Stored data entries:
◇ ◇ ◇
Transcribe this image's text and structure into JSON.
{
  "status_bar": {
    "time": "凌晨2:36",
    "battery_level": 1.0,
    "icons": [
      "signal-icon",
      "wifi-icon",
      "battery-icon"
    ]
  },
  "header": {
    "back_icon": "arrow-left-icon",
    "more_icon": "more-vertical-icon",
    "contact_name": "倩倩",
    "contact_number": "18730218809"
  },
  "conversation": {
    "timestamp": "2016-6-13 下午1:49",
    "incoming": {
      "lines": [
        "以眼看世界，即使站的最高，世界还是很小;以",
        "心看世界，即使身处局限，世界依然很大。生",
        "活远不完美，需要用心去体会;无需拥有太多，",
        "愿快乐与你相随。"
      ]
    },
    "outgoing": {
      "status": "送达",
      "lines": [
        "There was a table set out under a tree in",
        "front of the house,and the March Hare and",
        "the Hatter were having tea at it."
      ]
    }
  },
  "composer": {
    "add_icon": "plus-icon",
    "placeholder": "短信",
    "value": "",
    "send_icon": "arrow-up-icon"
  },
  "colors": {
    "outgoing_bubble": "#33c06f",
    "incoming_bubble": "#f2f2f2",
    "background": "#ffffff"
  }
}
◇ ◇ ◇
Required work =
Transcribe every record above exactly as it appears.

Output of the task =
Transcribe this image's text and structure into JSON.
{
  "status_bar": {
    "time": "凌晨2:36",
    "battery_level": 1.0,
    "icons": [
      "signal-icon",
      "wifi-icon",
      "battery-icon"
    ]
  },
  "header": {
    "back_icon": "arrow-left-icon",
    "more_icon": "more-vertical-icon",
    "contact_name": "倩倩",
    "contact_number": "18730218809"
  },
  "conversation": {
    "timestamp": "2016-6-13 下午1:49",
    "incoming": {
      "lines": [
        "以眼看世界，即使站的最高，世界还是很小;以",
        "心看世界，即使身处局限，世界依然很大。生",
        "活远不完美，需要用心去体会;无需拥有太多，",
        "愿快乐与你相随。"
      ]
    },
    "outgoing": {
      "status": "送达",
      "lines": [
        "There was a table set out under a tree in",
        "front of the house,and the March Hare and",
        "the Hatter were having tea at it."
      ]
    }
  },
  "composer": {
    "add_icon": "plus-icon",
    "placeholder": "短信",
    "value": "",
    "send_icon": "arrow-up-icon"
  },
  "colors": {
    "outgoing_bubble": "#33c06f",
    "incoming_bubble": "#f2f2f2",
    "background": "#ffffff"
  }
}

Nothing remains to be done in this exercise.